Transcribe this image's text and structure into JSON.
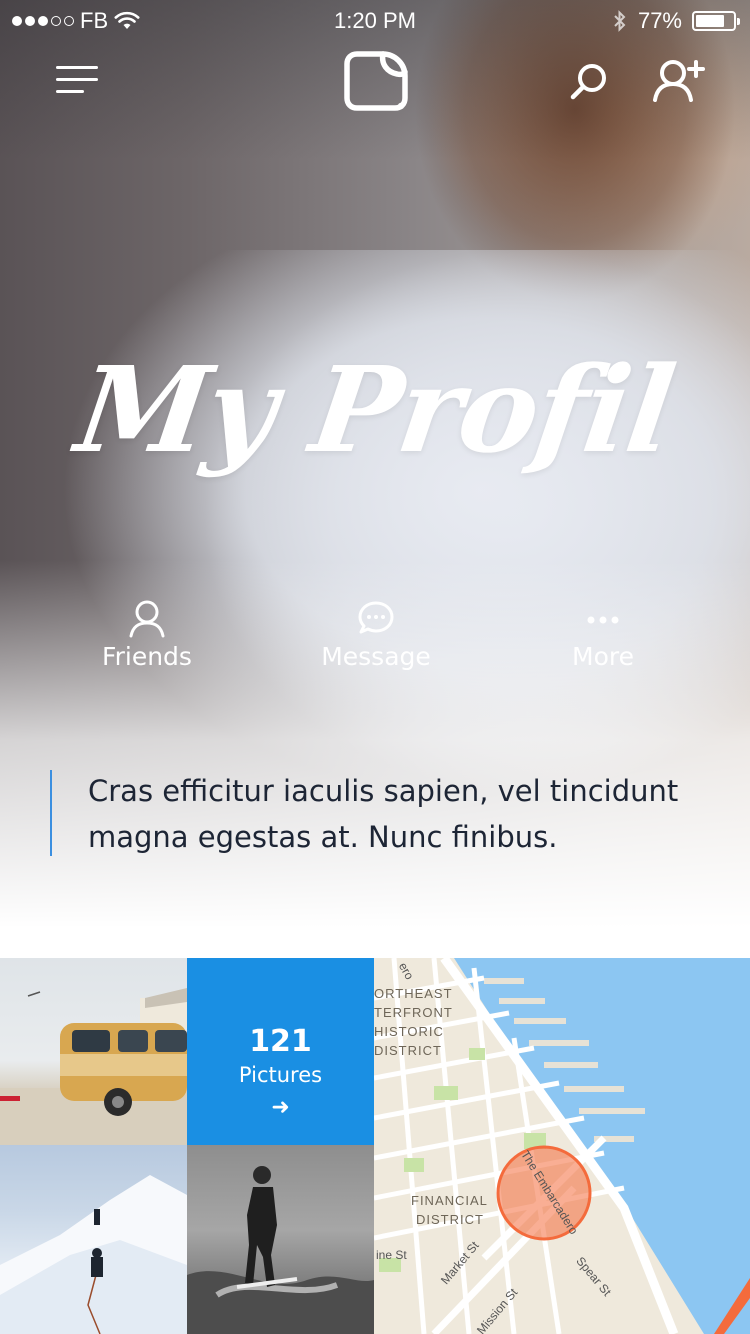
{
  "status_bar": {
    "carrier": "FB",
    "time": "1:20 PM",
    "battery_percent": "77%",
    "battery_level": 0.77
  },
  "nav": {
    "menu_icon": "hamburger-menu-icon",
    "logo_icon": "chat-bubble-logo-icon",
    "search_icon": "search-icon",
    "add_user_icon": "add-user-icon"
  },
  "title": "My Profil",
  "actions": [
    {
      "label": "Friends",
      "icon": "person-icon"
    },
    {
      "label": "Message",
      "icon": "chat-icon"
    },
    {
      "label": "More",
      "icon": "more-dots-icon"
    }
  ],
  "quote": "Cras efficitur iaculis sapien, vel tincidunt magna egestas at. Nunc finibus.",
  "pictures": {
    "count": "121",
    "label": "Pictures",
    "arrow": "➜"
  },
  "map": {
    "labels": [
      "ORTHEAST",
      "TERFRONT",
      "HISTORIC",
      "DISTRICT",
      "FINANCIAL",
      "DISTRICT"
    ],
    "streets": [
      "The Embarcadero",
      "Market St",
      "Mission St",
      "Spear St",
      "ine St",
      "ero"
    ]
  },
  "colors": {
    "accent_blue": "#1a8fe3",
    "quote_bar": "#3b8fe0",
    "map_marker": "#f46b3c",
    "map_water": "#8cc6f2"
  }
}
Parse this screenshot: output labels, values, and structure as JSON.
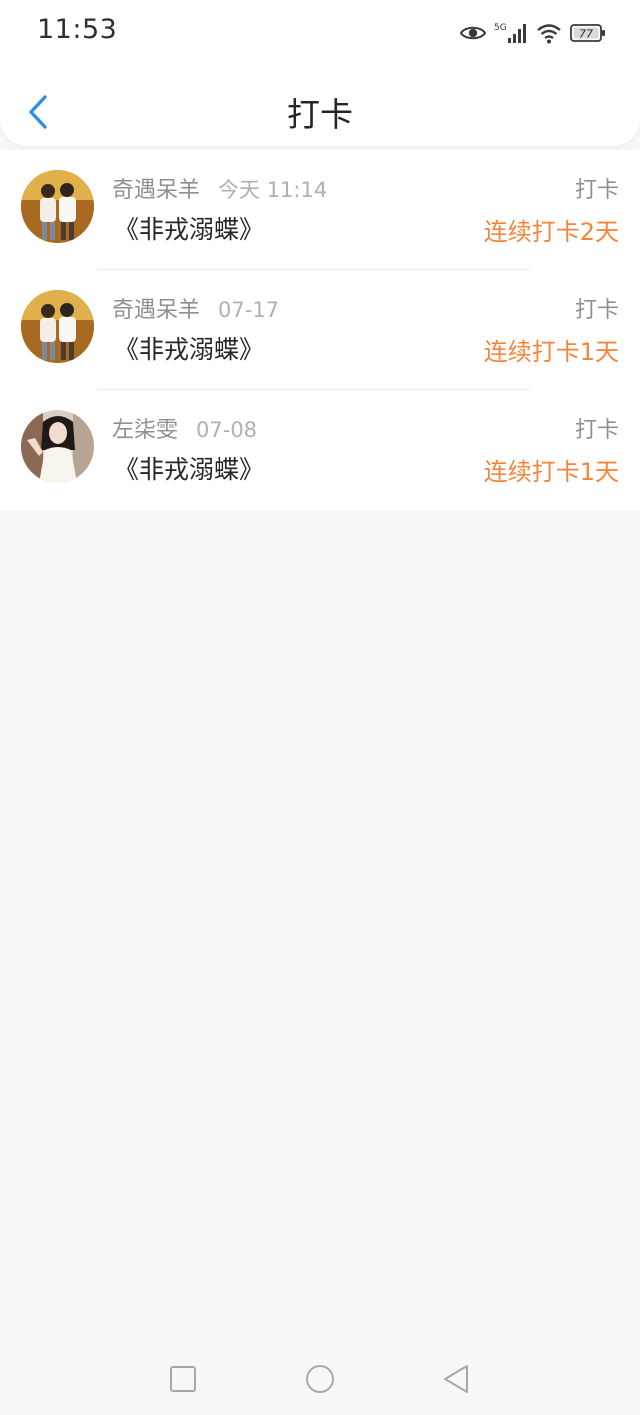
{
  "status_bar": {
    "time": "11:53",
    "network": "5G",
    "battery": "77"
  },
  "nav": {
    "title": "打卡"
  },
  "checkins": [
    {
      "user": "奇遇呆羊",
      "time": "今天 11:14",
      "book": "《非戎溺蝶》",
      "action": "打卡",
      "streak": "连续打卡2天",
      "avatar": "couple-photo"
    },
    {
      "user": "奇遇呆羊",
      "time": "07-17",
      "book": "《非戎溺蝶》",
      "action": "打卡",
      "streak": "连续打卡1天",
      "avatar": "couple-photo"
    },
    {
      "user": "左柒雯",
      "time": "07-08",
      "book": "《非戎溺蝶》",
      "action": "打卡",
      "streak": "连续打卡1天",
      "avatar": "girl-photo"
    }
  ],
  "colors": {
    "accent_orange": "#f5853a",
    "back_blue": "#2f8fe0",
    "page_bg": "#f8f6f7"
  }
}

GIVEN PROBLEM: Scan the material above for the string "user" and return the lines that hold it.

EXERCISE RESPONSE:
    "add_user_icon": "add-user-icon"
      "user": "奇遇呆羊",
      "user": "奇遇呆羊",
      "user": "左柒雯",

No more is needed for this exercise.